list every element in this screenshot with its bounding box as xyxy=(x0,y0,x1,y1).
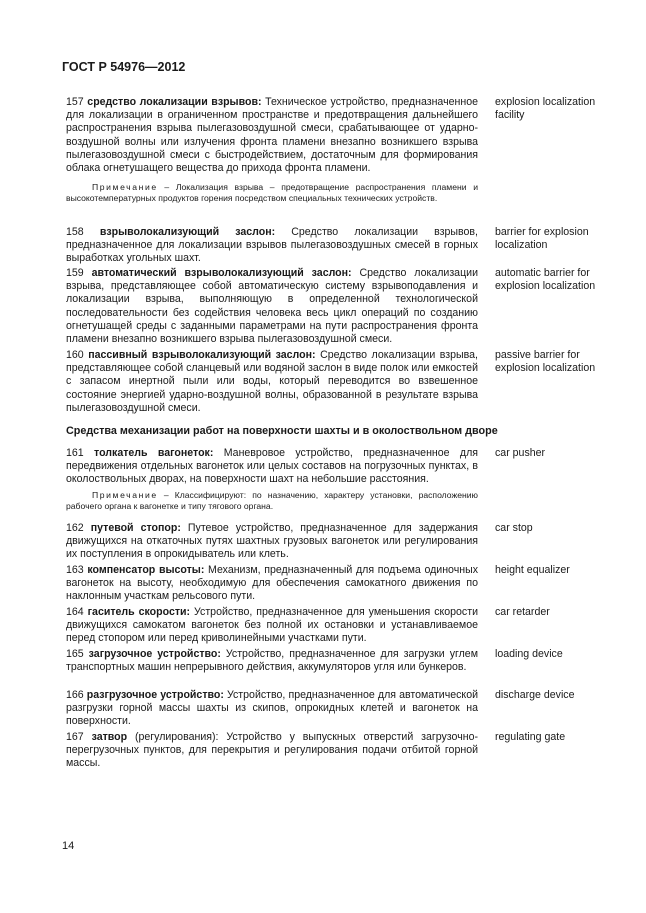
term-number: 160 xyxy=(66,349,84,361)
term-number: 166 xyxy=(66,689,84,701)
term-definition: Механизм, предназначенный для подъема одиночных вагонеток на высоту, необходимую для обеспечения самокатного движения по наклонным участкам рельсового пути. xyxy=(66,564,478,603)
term-name: взрыволокализующий заслон: xyxy=(99,226,276,238)
page-number: 14 xyxy=(62,840,75,852)
term-name: разгрузочное устройство: xyxy=(86,689,224,701)
term-english-157: explosion localization facility xyxy=(495,96,596,122)
term-name: толкатель вагонеток: xyxy=(94,447,214,459)
term-number: 165 xyxy=(66,648,84,660)
term-english-163: height equalizer xyxy=(495,564,570,576)
term-definition: Устройство, предназначенное для автоматической разгрузки горной массы шахты из скипов, опрокидных клетей и вагонеток на поверхности. xyxy=(66,689,478,728)
document-header: ГОСТ Р 54976—2012 xyxy=(62,60,186,74)
term-definition: Маневровое устройство, предназначенное для передвижения отдельных вагонеток или целых составов на погрузочных пунктах, в околоствольных дворах, на поверхности шахт на небольшие расстояния. xyxy=(66,447,479,486)
term-name: загрузочное устройство: xyxy=(88,648,221,660)
term-entry-161 xyxy=(66,447,478,487)
term-entry-162 xyxy=(66,522,478,562)
term-name: пассивный взрыволокализующий заслон: xyxy=(88,349,316,361)
term-entry-163 xyxy=(66,564,478,604)
term-number: 164 xyxy=(66,606,84,618)
term-definition: Устройство, предназначенное для загрузки углем транспортных машин непрерывного действия, аккумуляторов угля или бункеров. xyxy=(66,648,478,674)
term-definition: Средство локализации взрыва, представляющее собой сланцевый или водяной заслон в виде полок или емкостей с запасом инертной пыли или воды, который переводится во взвешенное состояние энергией ударно-воздушной волны, образованной в результате взрыва пылегазовоздушной смеси. xyxy=(66,349,479,414)
term-entry-158 xyxy=(66,226,478,266)
note-text: – Классифицируют: по назначению, характеру установки, расположению рабочего органа к вагонетке и типу тягового органа. xyxy=(66,490,478,511)
term-entry-159 xyxy=(66,267,478,346)
term-definition: Техническое устройство, предназначенное для локализации в ограниченном пространстве и предотвращения дальнейшего распространения взрыва пылегазовоздушной смеси, срабатывающее от ударно-воздушной волны или излучения фронта пламени внезапно возникшего взрыва пылегазовоздушной смеси с быстродействием, достаточным для формирования облака огнетушащего вещества до прихода фронта пламени. xyxy=(66,96,478,175)
term-english-159: automatic barrier for explosion localization xyxy=(495,267,596,293)
term-entry-157 xyxy=(66,96,478,175)
term-number: 158 xyxy=(66,226,84,238)
term-english-167: regulating gate xyxy=(495,731,566,743)
note-label: Примечание xyxy=(92,490,158,500)
term-english-164: car retarder xyxy=(495,606,550,618)
term-entry-166 xyxy=(66,689,478,729)
note-label: Примечание xyxy=(92,182,158,192)
term-name: автоматический взрыволокализующий заслон: xyxy=(91,267,352,279)
note-157 xyxy=(66,182,478,204)
term-number: 163 xyxy=(66,564,84,576)
term-name: затвор xyxy=(91,731,128,743)
term-entry-164 xyxy=(66,606,478,646)
term-entry-167 xyxy=(66,731,478,771)
term-name: средство локализации взрывов: xyxy=(87,96,262,108)
term-number: 161 xyxy=(66,447,84,459)
term-english-161: car pusher xyxy=(495,447,546,459)
term-definition: Средство локализации взрыва, представляющее собой автоматическую систему взрывоподавления и локализации взрыва, выполняющую в определенной технологической последовательности без содействия человека весь цикл операций по созданию огнетушащей среды с заданными параметрами на пути распространения фронта пламени внезапно возникшего взрыва пылегазовоздушной смеси. xyxy=(66,267,478,346)
term-number: 162 xyxy=(66,522,84,534)
term-number: 157 xyxy=(66,96,84,108)
term-definition: Устройство, предназначенное для уменьшения скорости движущихся самокатом вагонеток без полной их остановки и устанавливаемое перед стопором или перед криволинейными участками пути. xyxy=(66,606,478,645)
term-name: компенсатор высоты: xyxy=(87,564,205,576)
term-number: 159 xyxy=(66,267,84,279)
term-english-165: loading device xyxy=(495,648,563,660)
section-title: Средства механизации работ на поверхности шахты и в околоствольном дворе xyxy=(66,425,498,437)
term-definition: Путевое устройство, предназначенное для задержания движущихся на откаточных путях шахтных грузовых вагонеток или регулирования их поступления в опрокидыватель или клеть. xyxy=(66,522,478,561)
term-entry-165 xyxy=(66,648,478,674)
term-english-160: passive barrier for explosion localization xyxy=(495,349,596,375)
term-name: гаситель скорости: xyxy=(87,606,191,618)
term-english-166: discharge device xyxy=(495,689,575,701)
term-number: 167 xyxy=(66,731,84,743)
note-161 xyxy=(66,490,478,512)
term-english-158: barrier for explosion localization xyxy=(495,226,589,252)
term-name: путевой стопор: xyxy=(90,522,181,534)
term-definition: Средство локализации взрывов, предназначенное для локализации взрывов пылегазовоздушных смесей в горных выработках угольных шахт. xyxy=(66,226,479,265)
note-text: – Локализация взрыва – предотвращение распространения пламени и высокотемпературных продуктов горения посредством специальных технических устройств. xyxy=(66,182,478,203)
term-english-162: car stop xyxy=(495,522,533,534)
term-definition: (регулирования): Устройство у выпускных отверстий загрузочно-перегрузочных пунктов, для перекрытия и регулирования подачи отбитой горной массы. xyxy=(66,731,478,770)
term-entry-160 xyxy=(66,349,478,415)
□ □ □ □ □
Exercise aim:
Rewrite all the rows above with every "term-name" swapped for "term-title" and nothing else altered. Leave the pictures out.

Exercise output:
list every element in this screenshot with its bounding box as xyxy=(x0,y0,x1,y1).
term-number: 160 xyxy=(66,349,84,361)
term-number: 166 xyxy=(66,689,84,701)
term-definition: Механизм, предназначенный для подъема одиночных вагонеток на высоту, необходимую для обеспечения самокатного движения по наклонным участкам рельсового пути. xyxy=(66,564,478,603)
term-title: взрыволокализующий заслон: xyxy=(99,226,276,238)
page-number: 14 xyxy=(62,840,75,852)
term-title: разгрузочное устройство: xyxy=(86,689,224,701)
term-english-157: explosion localization facility xyxy=(495,96,596,122)
term-title: толкатель вагонеток: xyxy=(94,447,214,459)
term-number: 165 xyxy=(66,648,84,660)
term-english-163: height equalizer xyxy=(495,564,570,576)
term-definition: Устройство, предназначенное для автоматической разгрузки горной массы шахты из скипов, опрокидных клетей и вагонеток на поверхности. xyxy=(66,689,478,728)
document-header: ГОСТ Р 54976—2012 xyxy=(62,60,186,74)
term-definition: Маневровое устройство, предназначенное для передвижения отдельных вагонеток или целых составов на погрузочных пунктах, в околоствольных дворах, на поверхности шахт на небольшие расстояния. xyxy=(66,447,479,486)
term-title: загрузочное устройство: xyxy=(88,648,221,660)
term-entry-161 xyxy=(66,447,478,487)
term-entry-162 xyxy=(66,522,478,562)
term-title: пассивный взрыволокализующий заслон: xyxy=(88,349,316,361)
term-entry-163 xyxy=(66,564,478,604)
term-number: 164 xyxy=(66,606,84,618)
term-definition: Устройство, предназначенное для загрузки углем транспортных машин непрерывного действия, аккумуляторов угля или бункеров. xyxy=(66,648,478,674)
term-definition: Средство локализации взрыва, представляющее собой сланцевый или водяной заслон в виде полок или емкостей с запасом инертной пыли или воды, который переводится во взвешенное состояние энергией ударно-воздушной волны, образованной в результате взрыва пылегазовоздушной смеси. xyxy=(66,349,479,414)
term-entry-158 xyxy=(66,226,478,266)
note-text: – Классифицируют: по назначению, характеру установки, расположению рабочего органа к вагонетке и типу тягового органа. xyxy=(66,490,478,511)
term-entry-159 xyxy=(66,267,478,346)
term-definition: Техническое устройство, предназначенное для локализации в ограниченном пространстве и предотвращения дальнейшего распространения взрыва пылегазовоздушной смеси, срабатывающее от ударно-воздушной волны или излучения фронта пламени внезапно возникшего взрыва пылегазовоздушной смеси с быстродействием, достаточным для формирования облака огнетушащего вещества до прихода фронта пламени. xyxy=(66,96,478,175)
term-english-159: automatic barrier for explosion localization xyxy=(495,267,596,293)
term-entry-157 xyxy=(66,96,478,175)
term-number: 158 xyxy=(66,226,84,238)
term-english-167: regulating gate xyxy=(495,731,566,743)
note-label: Примечание xyxy=(92,490,158,500)
term-english-164: car retarder xyxy=(495,606,550,618)
term-entry-166 xyxy=(66,689,478,729)
note-label: Примечание xyxy=(92,182,158,192)
term-title: автоматический взрыволокализующий заслон: xyxy=(91,267,352,279)
note-157 xyxy=(66,182,478,204)
term-number: 163 xyxy=(66,564,84,576)
term-title: затвор xyxy=(91,731,128,743)
term-entry-164 xyxy=(66,606,478,646)
term-entry-167 xyxy=(66,731,478,771)
term-title: средство локализации взрывов: xyxy=(87,96,262,108)
term-number: 161 xyxy=(66,447,84,459)
term-english-161: car pusher xyxy=(495,447,546,459)
term-definition: Средство локализации взрыва, представляющее собой автоматическую систему взрывоподавления и локализации взрыва, выполняющую в определенной технологической последовательности без содействия человека весь цикл операций по созданию огнетушащей среды с заданными параметрами на пути распространения фронта пламени внезапно возникшего взрыва пылегазовоздушной смеси. xyxy=(66,267,478,346)
term-number: 162 xyxy=(66,522,84,534)
term-number: 157 xyxy=(66,96,84,108)
term-definition: Устройство, предназначенное для уменьшения скорости движущихся самокатом вагонеток без полной их остановки и устанавливаемое перед стопором или перед криволинейными участками пути. xyxy=(66,606,478,645)
term-title: компенсатор высоты: xyxy=(87,564,205,576)
term-number: 159 xyxy=(66,267,84,279)
term-english-165: loading device xyxy=(495,648,563,660)
section-title: Средства механизации работ на поверхности шахты и в околоствольном дворе xyxy=(66,425,498,437)
term-definition: Путевое устройство, предназначенное для задержания движущихся на откаточных путях шахтных грузовых вагонеток или регулирования их поступления в опрокидыватель или клеть. xyxy=(66,522,478,561)
term-entry-165 xyxy=(66,648,478,674)
term-english-160: passive barrier for explosion localization xyxy=(495,349,596,375)
term-title: гаситель скорости: xyxy=(87,606,191,618)
term-english-166: discharge device xyxy=(495,689,575,701)
term-number: 167 xyxy=(66,731,84,743)
note-161 xyxy=(66,490,478,512)
term-english-158: barrier for explosion localization xyxy=(495,226,589,252)
term-title: путевой стопор: xyxy=(90,522,181,534)
term-definition: Средство локализации взрывов, предназначенное для локализации взрывов пылегазовоздушных смесей в горных выработках угольных шахт. xyxy=(66,226,479,265)
note-text: – Локализация взрыва – предотвращение распространения пламени и высокотемпературных продуктов горения посредством специальных технических устройств. xyxy=(66,182,478,203)
term-english-162: car stop xyxy=(495,522,533,534)
term-definition: (регулирования): Устройство у выпускных отверстий загрузочно-перегрузочных пунктов, для перекрытия и регулирования подачи отбитой горной массы. xyxy=(66,731,478,770)
term-entry-160 xyxy=(66,349,478,415)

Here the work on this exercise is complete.